▶ Goal: Repeat each line of the material exactly.

▶ Dataset records:
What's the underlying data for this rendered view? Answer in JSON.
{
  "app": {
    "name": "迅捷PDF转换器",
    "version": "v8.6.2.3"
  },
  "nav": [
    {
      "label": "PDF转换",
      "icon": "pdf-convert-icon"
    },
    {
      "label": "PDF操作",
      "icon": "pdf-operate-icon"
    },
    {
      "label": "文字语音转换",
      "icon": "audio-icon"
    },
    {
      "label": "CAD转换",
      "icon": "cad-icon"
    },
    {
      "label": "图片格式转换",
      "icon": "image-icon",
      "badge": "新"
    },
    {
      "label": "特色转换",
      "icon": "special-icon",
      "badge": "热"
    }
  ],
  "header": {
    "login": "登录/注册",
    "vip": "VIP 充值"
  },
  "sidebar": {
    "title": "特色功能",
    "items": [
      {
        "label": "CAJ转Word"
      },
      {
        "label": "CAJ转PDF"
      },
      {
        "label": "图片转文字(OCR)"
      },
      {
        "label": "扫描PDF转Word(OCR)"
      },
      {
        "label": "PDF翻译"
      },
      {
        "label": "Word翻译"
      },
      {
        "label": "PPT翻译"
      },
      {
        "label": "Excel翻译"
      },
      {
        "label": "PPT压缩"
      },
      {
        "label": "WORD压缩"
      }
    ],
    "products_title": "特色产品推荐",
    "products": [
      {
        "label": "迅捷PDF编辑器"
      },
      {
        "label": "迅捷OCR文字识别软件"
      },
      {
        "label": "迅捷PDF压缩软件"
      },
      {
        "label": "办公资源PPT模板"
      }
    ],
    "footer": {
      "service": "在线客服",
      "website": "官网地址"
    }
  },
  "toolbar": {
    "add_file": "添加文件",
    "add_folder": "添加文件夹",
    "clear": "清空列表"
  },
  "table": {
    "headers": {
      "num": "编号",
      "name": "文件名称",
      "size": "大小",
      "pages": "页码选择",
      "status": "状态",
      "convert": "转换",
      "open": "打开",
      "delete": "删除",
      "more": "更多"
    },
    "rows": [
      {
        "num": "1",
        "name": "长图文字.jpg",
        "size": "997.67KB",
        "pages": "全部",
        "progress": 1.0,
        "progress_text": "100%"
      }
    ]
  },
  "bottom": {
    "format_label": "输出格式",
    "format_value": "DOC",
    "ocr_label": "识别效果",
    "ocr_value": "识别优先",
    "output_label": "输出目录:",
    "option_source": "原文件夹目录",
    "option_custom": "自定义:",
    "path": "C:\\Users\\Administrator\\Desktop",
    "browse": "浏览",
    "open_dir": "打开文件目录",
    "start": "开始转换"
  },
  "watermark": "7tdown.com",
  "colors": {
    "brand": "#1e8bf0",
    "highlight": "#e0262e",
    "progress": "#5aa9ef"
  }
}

▶ Exercise solution:
What's the underlying data for this rendered view? Answer in JSON.
{
  "app": {
    "name": "迅捷PDF转换器",
    "version": "v8.6.2.3"
  },
  "nav": [
    {
      "label": "PDF转换",
      "icon": "pdf-convert-icon"
    },
    {
      "label": "PDF操作",
      "icon": "pdf-operate-icon"
    },
    {
      "label": "文字语音转换",
      "icon": "audio-icon"
    },
    {
      "label": "CAD转换",
      "icon": "cad-icon"
    },
    {
      "label": "图片格式转换",
      "icon": "image-icon",
      "badge": "新"
    },
    {
      "label": "特色转换",
      "icon": "special-icon",
      "badge": "热"
    }
  ],
  "header": {
    "login": "登录/注册",
    "vip": "VIP 充值"
  },
  "sidebar": {
    "title": "特色功能",
    "items": [
      {
        "label": "CAJ转Word"
      },
      {
        "label": "CAJ转PDF"
      },
      {
        "label": "图片转文字(OCR)"
      },
      {
        "label": "扫描PDF转Word(OCR)"
      },
      {
        "label": "PDF翻译"
      },
      {
        "label": "Word翻译"
      },
      {
        "label": "PPT翻译"
      },
      {
        "label": "Excel翻译"
      },
      {
        "label": "PPT压缩"
      },
      {
        "label": "WORD压缩"
      }
    ],
    "products_title": "特色产品推荐",
    "products": [
      {
        "label": "迅捷PDF编辑器"
      },
      {
        "label": "迅捷OCR文字识别软件"
      },
      {
        "label": "迅捷PDF压缩软件"
      },
      {
        "label": "办公资源PPT模板"
      }
    ],
    "footer": {
      "service": "在线客服",
      "website": "官网地址"
    }
  },
  "toolbar": {
    "add_file": "添加文件",
    "add_folder": "添加文件夹",
    "clear": "清空列表"
  },
  "table": {
    "headers": {
      "num": "编号",
      "name": "文件名称",
      "size": "大小",
      "pages": "页码选择",
      "status": "状态",
      "convert": "转换",
      "open": "打开",
      "delete": "删除",
      "more": "更多"
    },
    "rows": [
      {
        "num": "1",
        "name": "长图文字.jpg",
        "size": "997.67KB",
        "pages": "全部",
        "progress": 1.0,
        "progress_text": "100%"
      }
    ]
  },
  "bottom": {
    "format_label": "输出格式",
    "format_value": "DOC",
    "ocr_label": "识别效果",
    "ocr_value": "识别优先",
    "output_label": "输出目录:",
    "option_source": "原文件夹目录",
    "option_custom": "自定义:",
    "path": "C:\\Users\\Administrator\\Desktop",
    "browse": "浏览",
    "open_dir": "打开文件目录",
    "start": "开始转换"
  },
  "watermark": "7tdown.com",
  "colors": {
    "brand": "#1e8bf0",
    "highlight": "#e0262e",
    "progress": "#5aa9ef"
  }
}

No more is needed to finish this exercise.